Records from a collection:
◆ ◆ ◆ ◆ ◆ ◆ ◆

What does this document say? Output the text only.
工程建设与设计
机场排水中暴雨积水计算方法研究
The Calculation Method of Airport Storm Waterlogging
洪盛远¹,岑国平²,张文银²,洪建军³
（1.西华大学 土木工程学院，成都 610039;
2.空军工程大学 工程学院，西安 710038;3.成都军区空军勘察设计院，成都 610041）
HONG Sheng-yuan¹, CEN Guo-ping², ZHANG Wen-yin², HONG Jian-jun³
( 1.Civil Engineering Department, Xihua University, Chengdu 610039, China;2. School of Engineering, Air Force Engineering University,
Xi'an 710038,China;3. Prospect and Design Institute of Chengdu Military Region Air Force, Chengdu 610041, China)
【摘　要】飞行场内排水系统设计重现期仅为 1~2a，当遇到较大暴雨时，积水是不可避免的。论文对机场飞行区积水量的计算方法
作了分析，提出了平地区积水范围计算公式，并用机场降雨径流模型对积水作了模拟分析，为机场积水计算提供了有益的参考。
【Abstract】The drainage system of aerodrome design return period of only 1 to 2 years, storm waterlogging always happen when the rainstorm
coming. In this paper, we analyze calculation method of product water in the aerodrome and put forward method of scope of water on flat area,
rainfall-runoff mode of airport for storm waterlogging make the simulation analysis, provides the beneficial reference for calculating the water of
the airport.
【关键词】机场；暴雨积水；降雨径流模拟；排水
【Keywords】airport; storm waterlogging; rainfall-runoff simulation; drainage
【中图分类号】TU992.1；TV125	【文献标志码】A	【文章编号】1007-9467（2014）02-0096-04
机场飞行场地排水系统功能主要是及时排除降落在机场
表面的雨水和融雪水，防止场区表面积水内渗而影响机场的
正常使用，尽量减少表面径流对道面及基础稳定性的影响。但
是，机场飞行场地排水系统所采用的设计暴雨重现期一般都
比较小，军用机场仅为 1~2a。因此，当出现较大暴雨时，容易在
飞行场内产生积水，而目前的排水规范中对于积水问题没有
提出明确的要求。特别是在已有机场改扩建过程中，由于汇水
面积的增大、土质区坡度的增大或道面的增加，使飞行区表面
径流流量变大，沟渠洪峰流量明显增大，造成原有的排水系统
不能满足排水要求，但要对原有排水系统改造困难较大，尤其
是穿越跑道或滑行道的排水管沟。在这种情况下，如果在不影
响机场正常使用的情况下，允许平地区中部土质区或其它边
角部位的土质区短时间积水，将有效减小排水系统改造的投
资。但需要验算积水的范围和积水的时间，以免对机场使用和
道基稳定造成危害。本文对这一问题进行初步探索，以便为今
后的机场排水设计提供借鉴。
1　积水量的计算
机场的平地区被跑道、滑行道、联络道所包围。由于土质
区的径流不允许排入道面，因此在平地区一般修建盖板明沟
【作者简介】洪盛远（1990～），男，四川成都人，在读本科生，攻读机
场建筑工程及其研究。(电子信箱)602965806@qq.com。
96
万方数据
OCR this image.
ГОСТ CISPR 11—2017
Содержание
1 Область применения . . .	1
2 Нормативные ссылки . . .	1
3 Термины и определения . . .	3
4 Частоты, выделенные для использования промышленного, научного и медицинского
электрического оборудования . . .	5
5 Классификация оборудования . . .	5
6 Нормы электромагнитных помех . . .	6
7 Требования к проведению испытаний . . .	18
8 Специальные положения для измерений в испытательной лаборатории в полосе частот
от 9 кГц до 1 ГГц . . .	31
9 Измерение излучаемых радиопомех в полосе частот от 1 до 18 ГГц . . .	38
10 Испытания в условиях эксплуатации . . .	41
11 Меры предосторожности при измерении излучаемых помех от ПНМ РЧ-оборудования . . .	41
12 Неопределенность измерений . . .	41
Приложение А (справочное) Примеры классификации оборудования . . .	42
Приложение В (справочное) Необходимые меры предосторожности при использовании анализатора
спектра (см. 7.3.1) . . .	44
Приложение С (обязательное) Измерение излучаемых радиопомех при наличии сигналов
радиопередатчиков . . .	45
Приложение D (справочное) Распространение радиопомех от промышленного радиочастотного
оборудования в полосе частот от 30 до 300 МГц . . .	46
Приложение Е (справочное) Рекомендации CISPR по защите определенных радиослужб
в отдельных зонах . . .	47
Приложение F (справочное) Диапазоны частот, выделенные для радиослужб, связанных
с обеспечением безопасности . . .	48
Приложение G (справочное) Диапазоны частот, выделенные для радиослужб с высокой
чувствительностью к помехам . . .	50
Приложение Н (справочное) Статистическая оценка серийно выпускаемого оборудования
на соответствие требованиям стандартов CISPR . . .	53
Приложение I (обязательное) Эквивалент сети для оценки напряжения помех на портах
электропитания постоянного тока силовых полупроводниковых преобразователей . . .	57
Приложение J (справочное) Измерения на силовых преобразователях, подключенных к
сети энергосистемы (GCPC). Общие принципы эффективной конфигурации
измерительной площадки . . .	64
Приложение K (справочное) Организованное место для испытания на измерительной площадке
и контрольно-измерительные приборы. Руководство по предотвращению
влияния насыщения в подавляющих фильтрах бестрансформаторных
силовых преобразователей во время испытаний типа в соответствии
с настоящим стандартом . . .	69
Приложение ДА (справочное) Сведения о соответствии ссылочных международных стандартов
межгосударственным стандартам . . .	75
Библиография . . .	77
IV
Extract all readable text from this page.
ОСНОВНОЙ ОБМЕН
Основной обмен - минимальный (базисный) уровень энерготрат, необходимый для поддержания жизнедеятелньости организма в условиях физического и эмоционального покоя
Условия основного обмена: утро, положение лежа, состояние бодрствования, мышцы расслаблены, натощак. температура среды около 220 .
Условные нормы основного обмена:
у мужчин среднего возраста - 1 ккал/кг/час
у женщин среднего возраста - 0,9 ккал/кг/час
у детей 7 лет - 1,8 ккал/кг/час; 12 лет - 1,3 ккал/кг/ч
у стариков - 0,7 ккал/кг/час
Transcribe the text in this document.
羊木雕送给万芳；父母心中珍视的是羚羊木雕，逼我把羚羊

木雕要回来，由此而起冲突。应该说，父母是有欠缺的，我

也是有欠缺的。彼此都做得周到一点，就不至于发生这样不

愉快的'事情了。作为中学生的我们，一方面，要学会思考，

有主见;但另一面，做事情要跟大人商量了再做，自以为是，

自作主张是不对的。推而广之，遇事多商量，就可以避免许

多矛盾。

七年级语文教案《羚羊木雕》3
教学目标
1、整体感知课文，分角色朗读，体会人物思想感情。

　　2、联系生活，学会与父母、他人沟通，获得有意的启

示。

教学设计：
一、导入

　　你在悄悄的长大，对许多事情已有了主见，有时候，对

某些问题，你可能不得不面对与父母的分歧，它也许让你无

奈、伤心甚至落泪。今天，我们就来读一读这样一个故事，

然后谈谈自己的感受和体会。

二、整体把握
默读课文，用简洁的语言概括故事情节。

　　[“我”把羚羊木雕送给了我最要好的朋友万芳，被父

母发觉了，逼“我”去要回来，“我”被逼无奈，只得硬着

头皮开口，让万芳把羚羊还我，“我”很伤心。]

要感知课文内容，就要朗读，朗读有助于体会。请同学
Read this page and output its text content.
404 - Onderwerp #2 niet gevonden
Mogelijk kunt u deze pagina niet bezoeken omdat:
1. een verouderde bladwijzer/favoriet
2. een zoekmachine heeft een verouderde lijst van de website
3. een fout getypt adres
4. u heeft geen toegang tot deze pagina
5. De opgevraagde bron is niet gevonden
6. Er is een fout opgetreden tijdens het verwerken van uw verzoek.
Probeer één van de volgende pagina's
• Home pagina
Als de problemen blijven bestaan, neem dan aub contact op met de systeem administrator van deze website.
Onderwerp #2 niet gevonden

◆ ◆ ◆ ◆ ◆ ◆ ◆

Instruction → Go through the entries above and count the lines containing the word "обмена"; give only that count.

Written answer → 2